--- Exercise prompt ---
Copy each line exactly.

--- Dataset ---
>>

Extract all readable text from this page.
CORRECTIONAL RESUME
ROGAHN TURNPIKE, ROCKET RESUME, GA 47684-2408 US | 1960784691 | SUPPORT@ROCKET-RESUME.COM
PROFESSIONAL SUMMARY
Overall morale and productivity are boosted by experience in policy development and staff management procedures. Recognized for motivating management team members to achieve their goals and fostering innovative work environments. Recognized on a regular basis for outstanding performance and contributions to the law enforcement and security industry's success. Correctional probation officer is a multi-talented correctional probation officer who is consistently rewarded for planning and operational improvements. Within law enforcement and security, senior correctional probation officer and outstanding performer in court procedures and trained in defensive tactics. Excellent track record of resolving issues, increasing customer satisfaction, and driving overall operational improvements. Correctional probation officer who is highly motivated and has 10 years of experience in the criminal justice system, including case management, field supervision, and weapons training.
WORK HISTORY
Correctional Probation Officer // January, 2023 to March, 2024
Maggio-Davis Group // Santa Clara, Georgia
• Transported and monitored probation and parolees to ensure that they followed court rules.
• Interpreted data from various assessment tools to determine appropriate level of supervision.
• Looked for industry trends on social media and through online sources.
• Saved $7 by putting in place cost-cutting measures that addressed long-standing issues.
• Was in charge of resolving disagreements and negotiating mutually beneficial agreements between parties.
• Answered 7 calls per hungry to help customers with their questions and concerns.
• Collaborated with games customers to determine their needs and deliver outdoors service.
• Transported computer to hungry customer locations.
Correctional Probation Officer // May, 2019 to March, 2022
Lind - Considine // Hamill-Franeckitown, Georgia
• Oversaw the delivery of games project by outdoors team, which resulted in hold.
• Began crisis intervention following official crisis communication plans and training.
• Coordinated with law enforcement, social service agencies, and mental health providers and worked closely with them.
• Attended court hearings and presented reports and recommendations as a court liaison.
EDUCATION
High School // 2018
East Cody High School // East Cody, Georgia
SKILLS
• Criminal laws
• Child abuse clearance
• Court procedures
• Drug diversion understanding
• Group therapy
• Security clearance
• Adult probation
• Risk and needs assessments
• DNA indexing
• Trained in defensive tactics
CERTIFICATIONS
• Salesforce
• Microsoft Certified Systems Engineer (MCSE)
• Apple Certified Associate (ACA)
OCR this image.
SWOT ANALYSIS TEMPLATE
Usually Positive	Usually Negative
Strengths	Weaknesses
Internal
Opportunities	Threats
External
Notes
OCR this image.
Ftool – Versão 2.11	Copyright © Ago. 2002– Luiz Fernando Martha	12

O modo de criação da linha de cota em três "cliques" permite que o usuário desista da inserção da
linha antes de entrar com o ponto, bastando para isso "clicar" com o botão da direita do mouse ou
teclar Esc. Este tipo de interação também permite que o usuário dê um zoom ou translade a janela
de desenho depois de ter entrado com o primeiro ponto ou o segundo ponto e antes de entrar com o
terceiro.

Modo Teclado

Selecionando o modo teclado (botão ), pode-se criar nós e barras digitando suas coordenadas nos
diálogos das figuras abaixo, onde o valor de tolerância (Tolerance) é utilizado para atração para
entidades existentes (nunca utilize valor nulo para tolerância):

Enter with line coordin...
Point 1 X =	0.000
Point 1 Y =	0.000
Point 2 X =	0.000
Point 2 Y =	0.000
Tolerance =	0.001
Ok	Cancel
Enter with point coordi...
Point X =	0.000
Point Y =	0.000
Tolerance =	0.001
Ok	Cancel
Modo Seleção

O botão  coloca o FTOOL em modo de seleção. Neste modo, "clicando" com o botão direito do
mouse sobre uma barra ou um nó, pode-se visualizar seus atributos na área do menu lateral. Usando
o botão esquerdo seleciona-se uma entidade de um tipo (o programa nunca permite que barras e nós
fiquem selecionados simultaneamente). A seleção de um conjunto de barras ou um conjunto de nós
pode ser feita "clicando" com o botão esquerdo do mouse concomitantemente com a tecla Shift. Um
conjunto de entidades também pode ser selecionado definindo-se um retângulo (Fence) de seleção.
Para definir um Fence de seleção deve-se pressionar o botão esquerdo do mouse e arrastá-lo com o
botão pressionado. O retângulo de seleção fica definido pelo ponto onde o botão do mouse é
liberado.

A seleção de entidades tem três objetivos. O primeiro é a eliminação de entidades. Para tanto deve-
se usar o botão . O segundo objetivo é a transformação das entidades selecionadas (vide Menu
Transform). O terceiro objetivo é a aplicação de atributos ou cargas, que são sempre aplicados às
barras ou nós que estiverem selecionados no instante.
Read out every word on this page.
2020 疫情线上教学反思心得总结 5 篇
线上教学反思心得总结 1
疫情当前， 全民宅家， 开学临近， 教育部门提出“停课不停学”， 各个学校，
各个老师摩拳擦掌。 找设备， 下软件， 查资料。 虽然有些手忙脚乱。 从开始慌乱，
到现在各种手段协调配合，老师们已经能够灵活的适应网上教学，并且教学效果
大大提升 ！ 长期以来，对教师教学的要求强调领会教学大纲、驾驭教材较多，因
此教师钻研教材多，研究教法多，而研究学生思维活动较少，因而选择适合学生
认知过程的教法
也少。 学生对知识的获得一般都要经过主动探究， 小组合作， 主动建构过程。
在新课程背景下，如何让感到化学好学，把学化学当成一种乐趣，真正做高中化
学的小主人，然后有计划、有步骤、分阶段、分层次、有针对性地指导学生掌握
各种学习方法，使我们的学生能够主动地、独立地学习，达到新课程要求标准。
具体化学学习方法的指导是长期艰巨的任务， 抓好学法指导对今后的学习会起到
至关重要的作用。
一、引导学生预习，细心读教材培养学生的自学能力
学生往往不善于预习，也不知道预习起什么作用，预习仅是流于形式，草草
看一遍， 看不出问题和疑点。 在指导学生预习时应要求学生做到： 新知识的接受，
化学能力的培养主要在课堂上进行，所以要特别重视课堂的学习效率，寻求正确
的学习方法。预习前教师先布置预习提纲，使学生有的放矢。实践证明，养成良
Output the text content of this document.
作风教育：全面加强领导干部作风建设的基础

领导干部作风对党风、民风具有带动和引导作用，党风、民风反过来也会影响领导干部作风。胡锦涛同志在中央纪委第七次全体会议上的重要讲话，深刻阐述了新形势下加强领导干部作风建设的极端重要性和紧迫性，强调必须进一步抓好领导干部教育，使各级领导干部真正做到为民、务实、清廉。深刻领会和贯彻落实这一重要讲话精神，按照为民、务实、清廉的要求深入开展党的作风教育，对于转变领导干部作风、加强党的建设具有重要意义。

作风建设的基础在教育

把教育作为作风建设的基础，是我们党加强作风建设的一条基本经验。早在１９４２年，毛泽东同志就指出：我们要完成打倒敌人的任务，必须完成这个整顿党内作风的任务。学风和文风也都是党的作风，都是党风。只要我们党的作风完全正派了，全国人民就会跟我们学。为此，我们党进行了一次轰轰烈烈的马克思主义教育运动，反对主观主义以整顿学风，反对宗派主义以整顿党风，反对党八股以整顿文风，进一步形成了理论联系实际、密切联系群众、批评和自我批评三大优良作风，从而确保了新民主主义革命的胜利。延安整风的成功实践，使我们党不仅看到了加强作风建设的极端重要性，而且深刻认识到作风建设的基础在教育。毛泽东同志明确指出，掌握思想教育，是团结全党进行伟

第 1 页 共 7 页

<<

--- Result for this task ---
Extract all readable text from this page.
CORRECTIONAL RESUME
ROGAHN TURNPIKE, ROCKET RESUME, GA 47684-2408 US | 1960784691 | SUPPORT@ROCKET-RESUME.COM
PROFESSIONAL SUMMARY
Overall morale and productivity are boosted by experience in policy development and staff management procedures. Recognized for motivating management team members to achieve their goals and fostering innovative work environments. Recognized on a regular basis for outstanding performance and contributions to the law enforcement and security industry's success. Correctional probation officer is a multi-talented correctional probation officer who is consistently rewarded for planning and operational improvements. Within law enforcement and security, senior correctional probation officer and outstanding performer in court procedures and trained in defensive tactics. Excellent track record of resolving issues, increasing customer satisfaction, and driving overall operational improvements. Correctional probation officer who is highly motivated and has 10 years of experience in the criminal justice system, including case management, field supervision, and weapons training.
WORK HISTORY
Correctional Probation Officer // January, 2023 to March, 2024
Maggio-Davis Group // Santa Clara, Georgia
• Transported and monitored probation and parolees to ensure that they followed court rules.
• Interpreted data from various assessment tools to determine appropriate level of supervision.
• Looked for industry trends on social media and through online sources.
• Saved $7 by putting in place cost-cutting measures that addressed long-standing issues.
• Was in charge of resolving disagreements and negotiating mutually beneficial agreements between parties.
• Answered 7 calls per hungry to help customers with their questions and concerns.
• Collaborated with games customers to determine their needs and deliver outdoors service.
• Transported computer to hungry customer locations.
Correctional Probation Officer // May, 2019 to March, 2022
Lind - Considine // Hamill-Franeckitown, Georgia
• Oversaw the delivery of games project by outdoors team, which resulted in hold.
• Began crisis intervention following official crisis communication plans and training.
• Coordinated with law enforcement, social service agencies, and mental health providers and worked closely with them.
• Attended court hearings and presented reports and recommendations as a court liaison.
EDUCATION
High School // 2018
East Cody High School // East Cody, Georgia
SKILLS
• Criminal laws
• Child abuse clearance
• Court procedures
• Drug diversion understanding
• Group therapy
• Security clearance
• Adult probation
• Risk and needs assessments
• DNA indexing
• Trained in defensive tactics
CERTIFICATIONS
• Salesforce
• Microsoft Certified Systems Engineer (MCSE)
• Apple Certified Associate (ACA)
OCR this image.
SWOT ANALYSIS TEMPLATE
Usually Positive	Usually Negative
Strengths	Weaknesses
Internal
Opportunities	Threats
External
Notes
OCR this image.
Ftool – Versão 2.11	Copyright © Ago. 2002– Luiz Fernando Martha	12

O modo de criação da linha de cota em três "cliques" permite que o usuário desista da inserção da
linha antes de entrar com o ponto, bastando para isso "clicar" com o botão da direita do mouse ou
teclar Esc. Este tipo de interação também permite que o usuário dê um zoom ou translade a janela
de desenho depois de ter entrado com o primeiro ponto ou o segundo ponto e antes de entrar com o
terceiro.

Modo Teclado

Selecionando o modo teclado (botão ), pode-se criar nós e barras digitando suas coordenadas nos
diálogos das figuras abaixo, onde o valor de tolerância (Tolerance) é utilizado para atração para
entidades existentes (nunca utilize valor nulo para tolerância):

Enter with line coordin...
Point 1 X =	0.000
Point 1 Y =	0.000
Point 2 X =	0.000
Point 2 Y =	0.000
Tolerance =	0.001
Ok	Cancel
Enter with point coordi...
Point X =	0.000
Point Y =	0.000
Tolerance =	0.001
Ok	Cancel
Modo Seleção

O botão  coloca o FTOOL em modo de seleção. Neste modo, "clicando" com o botão direito do
mouse sobre uma barra ou um nó, pode-se visualizar seus atributos na área do menu lateral. Usando
o botão esquerdo seleciona-se uma entidade de um tipo (o programa nunca permite que barras e nós
fiquem selecionados simultaneamente). A seleção de um conjunto de barras ou um conjunto de nós
pode ser feita "clicando" com o botão esquerdo do mouse concomitantemente com a tecla Shift. Um
conjunto de entidades também pode ser selecionado definindo-se um retângulo (Fence) de seleção.
Para definir um Fence de seleção deve-se pressionar o botão esquerdo do mouse e arrastá-lo com o
botão pressionado. O retângulo de seleção fica definido pelo ponto onde o botão do mouse é
liberado.

A seleção de entidades tem três objetivos. O primeiro é a eliminação de entidades. Para tanto deve-
se usar o botão . O segundo objetivo é a transformação das entidades selecionadas (vide Menu
Transform). O terceiro objetivo é a aplicação de atributos ou cargas, que são sempre aplicados às
barras ou nós que estiverem selecionados no instante.
Read out every word on this page.
2020 疫情线上教学反思心得总结 5 篇
线上教学反思心得总结 1
疫情当前， 全民宅家， 开学临近， 教育部门提出“停课不停学”， 各个学校，
各个老师摩拳擦掌。 找设备， 下软件， 查资料。 虽然有些手忙脚乱。 从开始慌乱，
到现在各种手段协调配合，老师们已经能够灵活的适应网上教学，并且教学效果
大大提升 ！ 长期以来，对教师教学的要求强调领会教学大纲、驾驭教材较多，因
此教师钻研教材多，研究教法多，而研究学生思维活动较少，因而选择适合学生
认知过程的教法
也少。 学生对知识的获得一般都要经过主动探究， 小组合作， 主动建构过程。
在新课程背景下，如何让感到化学好学，把学化学当成一种乐趣，真正做高中化
学的小主人，然后有计划、有步骤、分阶段、分层次、有针对性地指导学生掌握
各种学习方法，使我们的学生能够主动地、独立地学习，达到新课程要求标准。
具体化学学习方法的指导是长期艰巨的任务， 抓好学法指导对今后的学习会起到
至关重要的作用。
一、引导学生预习，细心读教材培养学生的自学能力
学生往往不善于预习，也不知道预习起什么作用，预习仅是流于形式，草草
看一遍， 看不出问题和疑点。 在指导学生预习时应要求学生做到： 新知识的接受，
化学能力的培养主要在课堂上进行，所以要特别重视课堂的学习效率，寻求正确
的学习方法。预习前教师先布置预习提纲，使学生有的放矢。实践证明，养成良
Output the text content of this document.
作风教育：全面加强领导干部作风建设的基础

领导干部作风对党风、民风具有带动和引导作用，党风、民风反过来也会影响领导干部作风。胡锦涛同志在中央纪委第七次全体会议上的重要讲话，深刻阐述了新形势下加强领导干部作风建设的极端重要性和紧迫性，强调必须进一步抓好领导干部教育，使各级领导干部真正做到为民、务实、清廉。深刻领会和贯彻落实这一重要讲话精神，按照为民、务实、清廉的要求深入开展党的作风教育，对于转变领导干部作风、加强党的建设具有重要意义。

作风建设的基础在教育

把教育作为作风建设的基础，是我们党加强作风建设的一条基本经验。早在１９４２年，毛泽东同志就指出：我们要完成打倒敌人的任务，必须完成这个整顿党内作风的任务。学风和文风也都是党的作风，都是党风。只要我们党的作风完全正派了，全国人民就会跟我们学。为此，我们党进行了一次轰轰烈烈的马克思主义教育运动，反对主观主义以整顿学风，反对宗派主义以整顿党风，反对党八股以整顿文风，进一步形成了理论联系实际、密切联系群众、批评和自我批评三大优良作风，从而确保了新民主主义革命的胜利。延安整风的成功实践，使我们党不仅看到了加强作风建设的极端重要性，而且深刻认识到作风建设的基础在教育。毛泽东同志明确指出，掌握思想教育，是团结全党进行伟

第 1 页 共 7 页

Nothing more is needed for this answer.